▶ **TASK DETAILS**: Skip the pictures. Copy all the rest of the records down exactly.

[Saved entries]
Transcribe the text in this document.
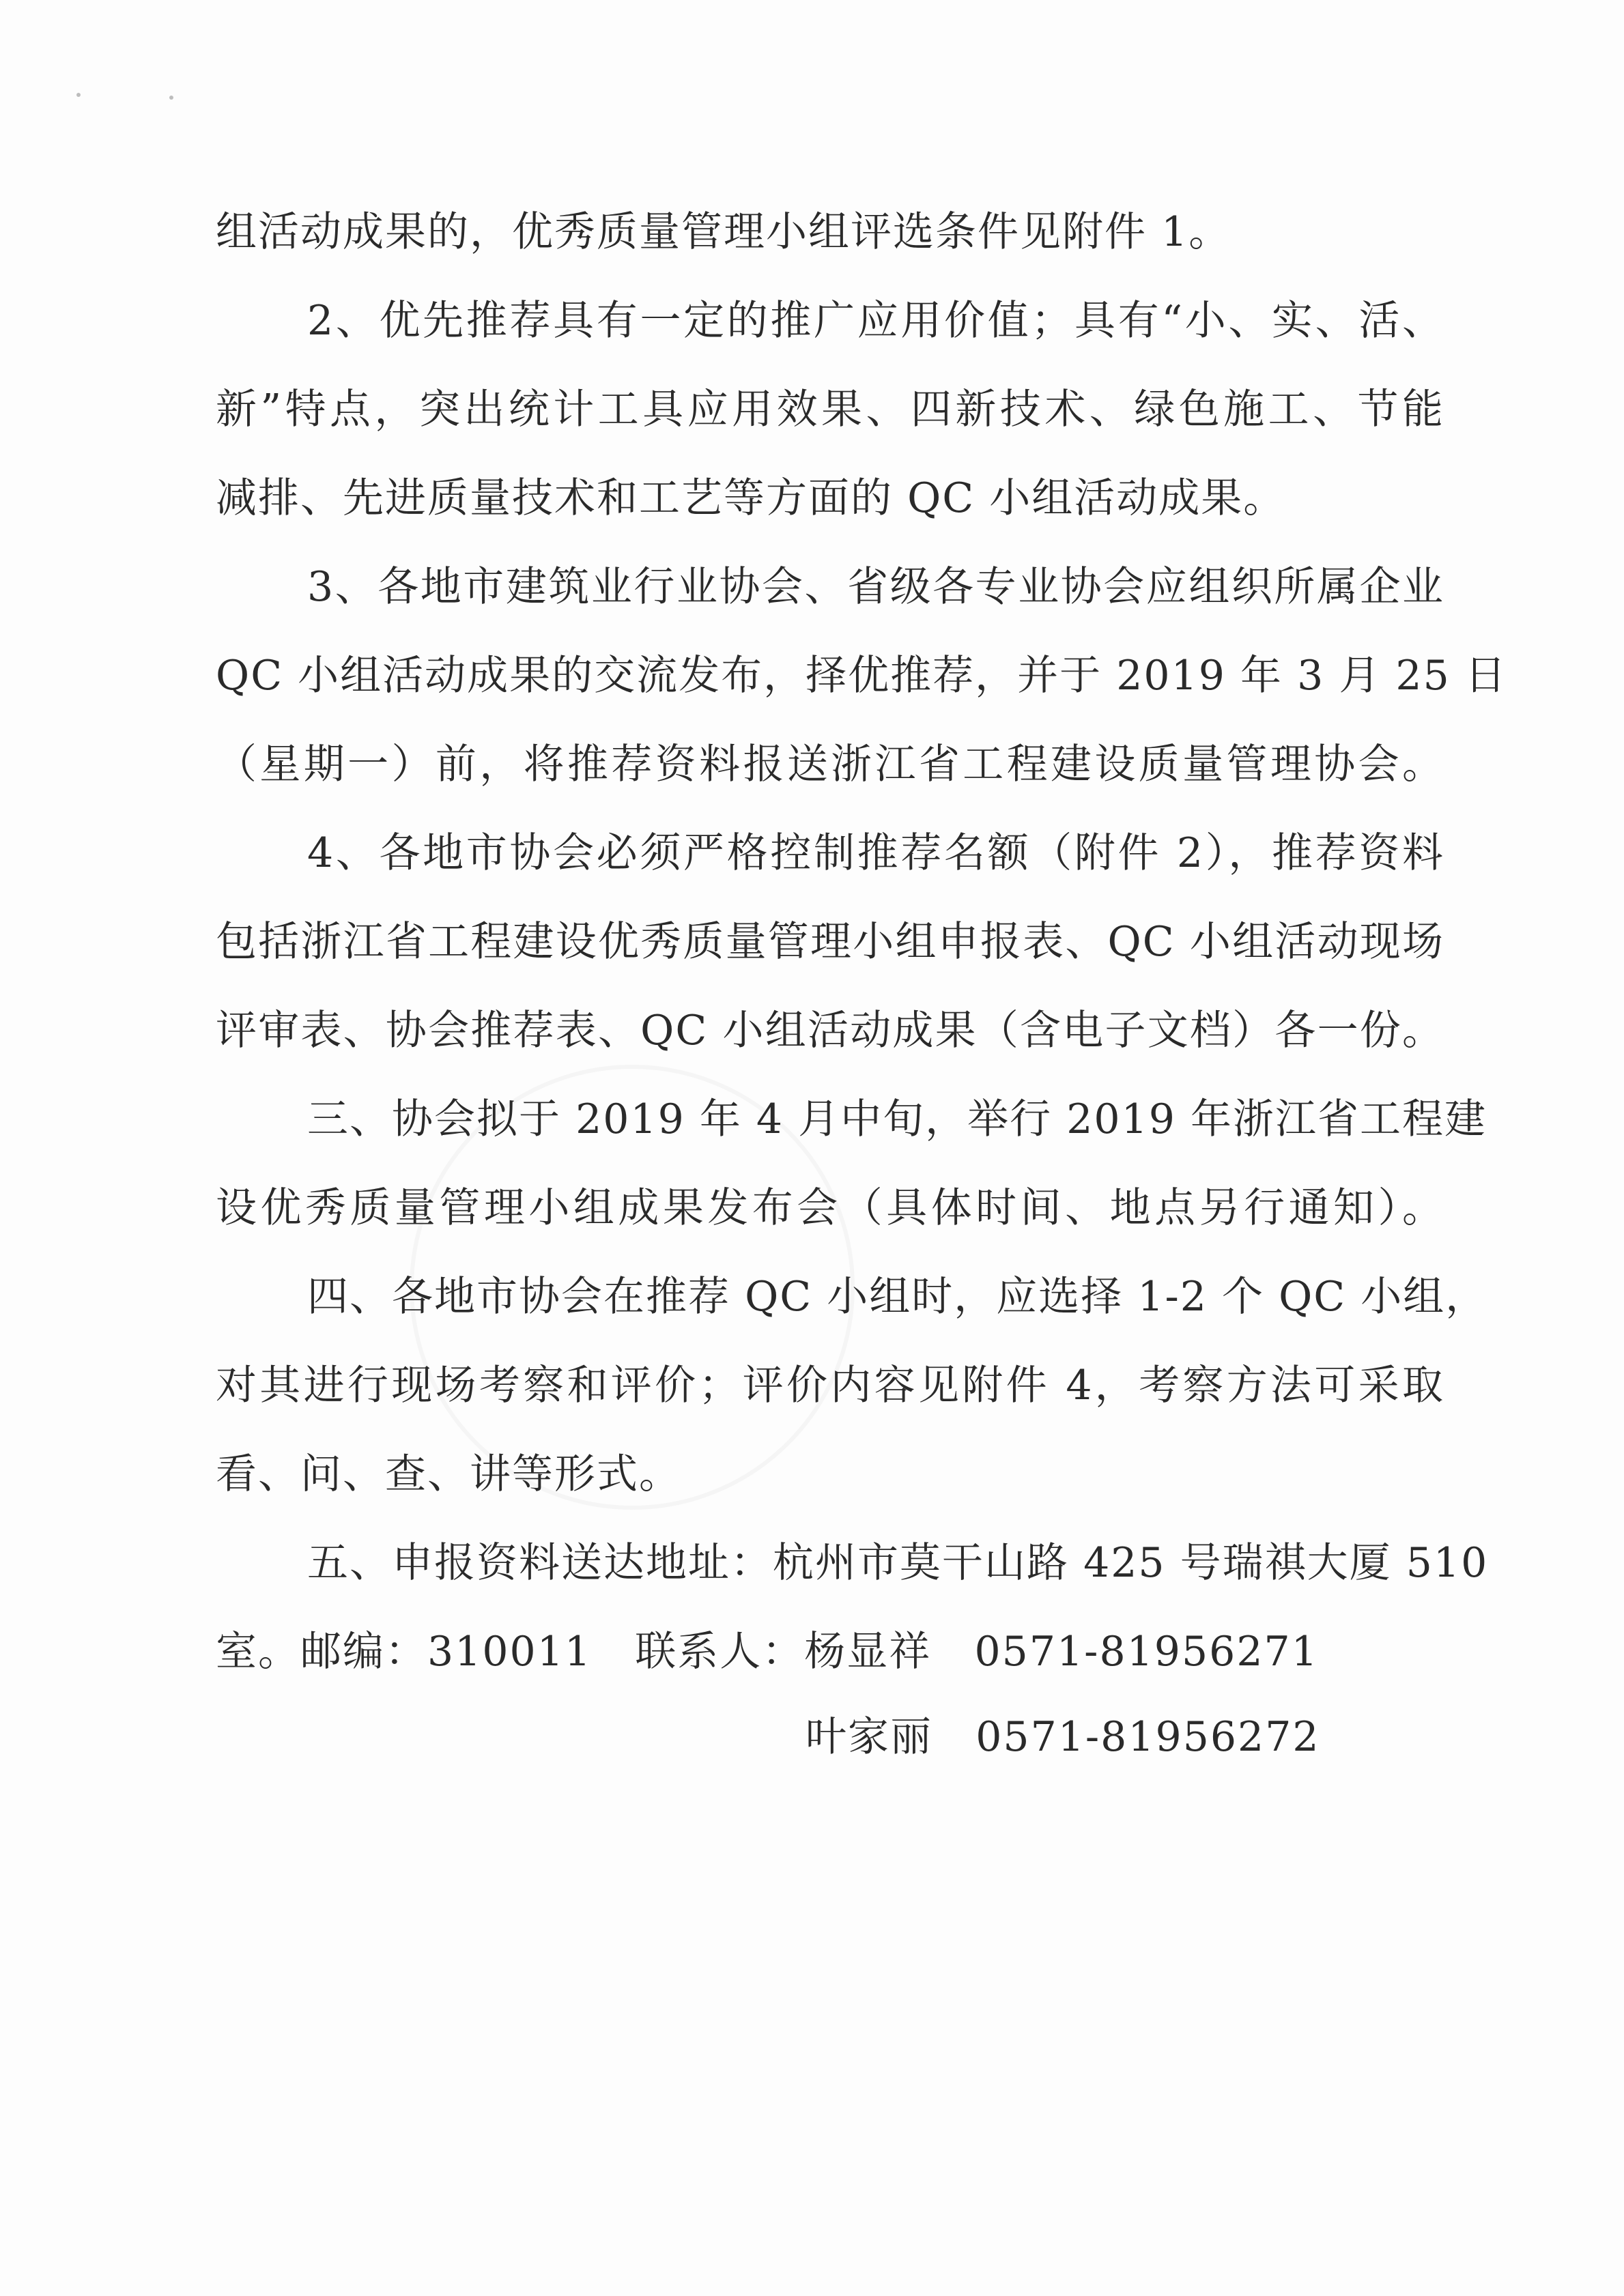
组活动成果的，优秀质量管理小组评选条件见附件 1。
2、优先推荐具有一定的推广应用价值；具有“小、实、活、
新”特点，突出统计工具应用效果、四新技术、绿色施工、节能
减排、先进质量技术和工艺等方面的 QC 小组活动成果。
3、各地市建筑业行业协会、省级各专业协会应组织所属企业
QC 小组活动成果的交流发布，择优推荐，并于 2019 年 3 月 25 日
（星期一）前，将推荐资料报送浙江省工程建设质量管理协会。
4、各地市协会必须严格控制推荐名额（附件 2），推荐资料
包括浙江省工程建设优秀质量管理小组申报表、QC 小组活动现场
评审表、协会推荐表、QC 小组活动成果（含电子文档）各一份。
三、协会拟于 2019 年 4 月中旬，举行 2019 年浙江省工程建
设优秀质量管理小组成果发布会（具体时间、地点另行通知）。
四、各地市协会在推荐 QC 小组时，应选择 1-2 个 QC 小组，
对其进行现场考察和评价；评价内容见附件 4，考察方法可采取
看、问、查、讲等形式。
五、申报资料送达地址：杭州市莫干山路 425 号瑞祺大厦 510
室。邮编：310011   联系人：杨显祥   0571-81956271
叶家丽   0571-81956272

▶ **EXERCISE RESPONSE**:
Transcribe the text in this document.
组活动成果的，优秀质量管理小组评选条件见附件 1。
2、优先推荐具有一定的推广应用价值；具有“小、实、活、
新”特点，突出统计工具应用效果、四新技术、绿色施工、节能
减排、先进质量技术和工艺等方面的 QC 小组活动成果。
3、各地市建筑业行业协会、省级各专业协会应组织所属企业
QC 小组活动成果的交流发布，择优推荐，并于 2019 年 3 月 25 日
（星期一）前，将推荐资料报送浙江省工程建设质量管理协会。
4、各地市协会必须严格控制推荐名额（附件 2），推荐资料
包括浙江省工程建设优秀质量管理小组申报表、QC 小组活动现场
评审表、协会推荐表、QC 小组活动成果（含电子文档）各一份。
三、协会拟于 2019 年 4 月中旬，举行 2019 年浙江省工程建
设优秀质量管理小组成果发布会（具体时间、地点另行通知）。
四、各地市协会在推荐 QC 小组时，应选择 1-2 个 QC 小组，
对其进行现场考察和评价；评价内容见附件 4，考察方法可采取
看、问、查、讲等形式。
五、申报资料送达地址：杭州市莫干山路 425 号瑞祺大厦 510
室。邮编：310011   联系人：杨显祥   0571-81956271
叶家丽   0571-81956272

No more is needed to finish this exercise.